[Element box annotations]
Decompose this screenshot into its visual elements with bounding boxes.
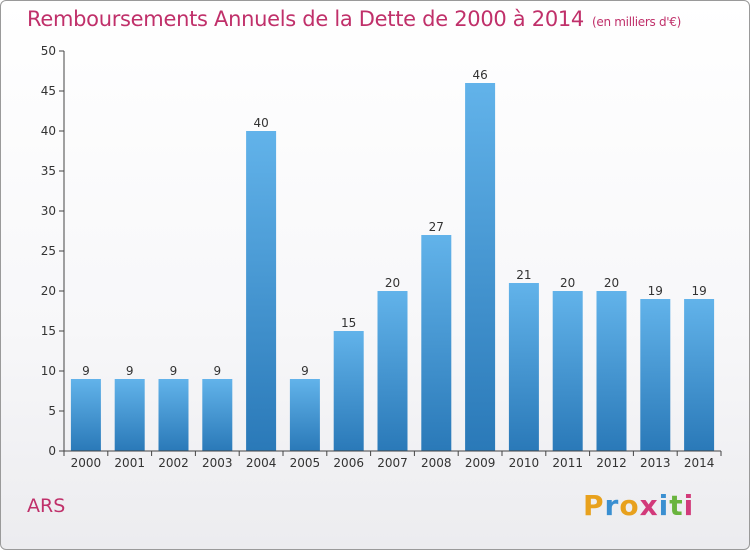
proxiti-logo: Proxiti	[583, 489, 694, 522]
bar-value-label: 20	[560, 276, 575, 290]
bar	[377, 291, 408, 451]
bar	[289, 379, 320, 451]
x-tick-label: 2004	[246, 456, 277, 470]
chart-title: Remboursements Annuels de la Dette de 20…	[27, 7, 682, 31]
bar-value-label: 27	[429, 220, 444, 234]
x-tick-label: 2013	[640, 456, 671, 470]
y-tick-label: 10	[41, 364, 56, 378]
logo-letter: x	[639, 489, 659, 522]
bar	[552, 291, 583, 451]
bar-value-label: 46	[472, 68, 487, 82]
bar	[246, 131, 277, 451]
bar-value-label: 9	[170, 364, 178, 378]
bar-value-label: 20	[385, 276, 400, 290]
x-tick-label: 2010	[509, 456, 540, 470]
logo-letter: P	[583, 489, 605, 522]
bar	[70, 379, 101, 451]
bar	[684, 299, 715, 451]
bar-value-label: 9	[213, 364, 221, 378]
x-tick-label: 2007	[377, 456, 408, 470]
bar	[333, 331, 364, 451]
x-tick-label: 2000	[71, 456, 102, 470]
bar	[421, 235, 452, 451]
bar-value-label: 19	[648, 284, 663, 298]
x-tick-label: 2006	[333, 456, 364, 470]
x-tick-label: 2005	[290, 456, 321, 470]
chart-subtitle: (en milliers d'€)	[592, 15, 682, 29]
y-tick-label: 15	[41, 324, 56, 338]
bar	[465, 83, 496, 451]
bar-value-label: 9	[82, 364, 90, 378]
y-tick-label: 45	[41, 84, 56, 98]
logo-letter: o	[619, 489, 640, 522]
logo-letter: i	[658, 489, 670, 522]
bar-value-label: 19	[691, 284, 706, 298]
bar	[114, 379, 145, 451]
bar-value-label: 20	[604, 276, 619, 290]
x-tick-label: 2012	[596, 456, 627, 470]
y-tick-label: 5	[48, 404, 56, 418]
y-tick-label: 25	[41, 244, 56, 258]
x-tick-label: 2008	[421, 456, 452, 470]
bar-value-label: 9	[126, 364, 134, 378]
x-tick-label: 2009	[465, 456, 496, 470]
bar-value-label: 40	[253, 116, 268, 130]
x-tick-label: 2011	[552, 456, 583, 470]
y-tick-label: 20	[41, 284, 56, 298]
bar	[640, 299, 671, 451]
y-tick-label: 35	[41, 164, 56, 178]
y-tick-label: 0	[48, 444, 56, 458]
bar-value-label: 21	[516, 268, 531, 282]
logo-letter: r	[604, 489, 620, 522]
y-tick-label: 50	[41, 44, 56, 58]
commune-name: ARS	[27, 495, 66, 517]
logo-letter: t	[669, 489, 684, 522]
bar	[508, 283, 539, 451]
x-tick-label: 2002	[158, 456, 189, 470]
bar	[596, 291, 627, 451]
bar-value-label: 15	[341, 316, 356, 330]
x-tick-label: 2001	[114, 456, 145, 470]
logo-letter: i	[683, 489, 695, 522]
y-tick-label: 40	[41, 124, 56, 138]
bar	[158, 379, 189, 451]
bar-value-label: 9	[301, 364, 309, 378]
x-tick-label: 2014	[684, 456, 715, 470]
y-tick-label: 30	[41, 204, 56, 218]
bar	[202, 379, 233, 451]
x-tick-label: 2003	[202, 456, 233, 470]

▶ **Challenge**
Which of the entries above contain the string "logo"? Pull out each of those lines.

▶ **Result**
proxiti-logo: Proxiti	[583, 489, 694, 522]
logo-letter: x	[639, 489, 659, 522]
logo-letter: P	[583, 489, 605, 522]
logo-letter: o	[619, 489, 640, 522]
logo-letter: i	[658, 489, 670, 522]
logo-letter: r	[604, 489, 620, 522]
logo-letter: t	[669, 489, 684, 522]
logo-letter: i	[683, 489, 695, 522]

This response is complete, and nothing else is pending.